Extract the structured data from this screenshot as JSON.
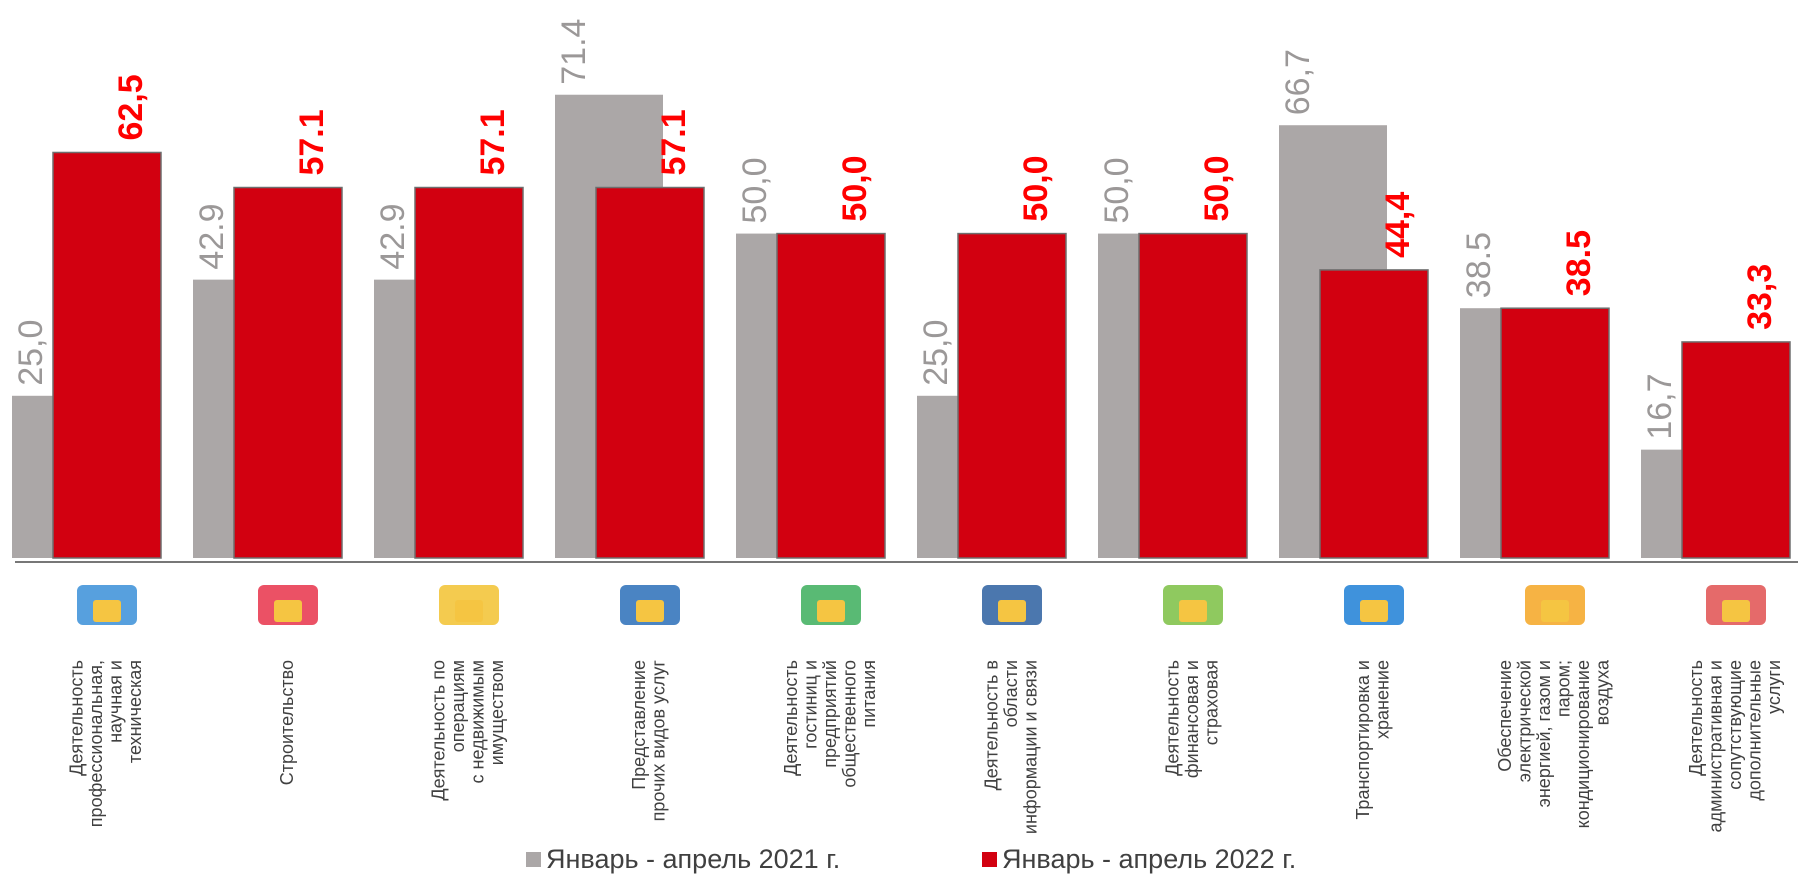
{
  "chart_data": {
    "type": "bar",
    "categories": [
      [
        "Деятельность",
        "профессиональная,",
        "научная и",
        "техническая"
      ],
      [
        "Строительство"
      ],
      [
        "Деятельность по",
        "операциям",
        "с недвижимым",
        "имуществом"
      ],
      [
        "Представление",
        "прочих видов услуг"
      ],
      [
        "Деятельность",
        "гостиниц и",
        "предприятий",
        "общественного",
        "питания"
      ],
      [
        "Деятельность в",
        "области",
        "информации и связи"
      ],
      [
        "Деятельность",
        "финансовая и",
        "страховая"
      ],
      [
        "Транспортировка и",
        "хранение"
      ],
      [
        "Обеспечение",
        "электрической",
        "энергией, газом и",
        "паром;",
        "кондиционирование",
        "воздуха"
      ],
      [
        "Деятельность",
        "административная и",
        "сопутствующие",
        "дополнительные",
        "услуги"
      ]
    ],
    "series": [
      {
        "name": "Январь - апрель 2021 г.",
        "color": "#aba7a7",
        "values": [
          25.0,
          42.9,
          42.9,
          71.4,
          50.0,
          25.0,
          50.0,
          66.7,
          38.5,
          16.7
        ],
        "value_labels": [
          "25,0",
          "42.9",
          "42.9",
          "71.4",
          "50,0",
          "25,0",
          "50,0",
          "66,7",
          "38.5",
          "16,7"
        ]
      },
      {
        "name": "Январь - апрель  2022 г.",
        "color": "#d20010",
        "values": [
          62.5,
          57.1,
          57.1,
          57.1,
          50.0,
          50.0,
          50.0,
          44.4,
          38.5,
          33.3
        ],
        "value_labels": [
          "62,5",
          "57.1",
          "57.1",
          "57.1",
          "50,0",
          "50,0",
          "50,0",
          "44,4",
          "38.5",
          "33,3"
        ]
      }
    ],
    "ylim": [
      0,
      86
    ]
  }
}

# Task directions:
State the number of lines in the records that include "апрель", and write nothing else.

# Answer to this exercise:
2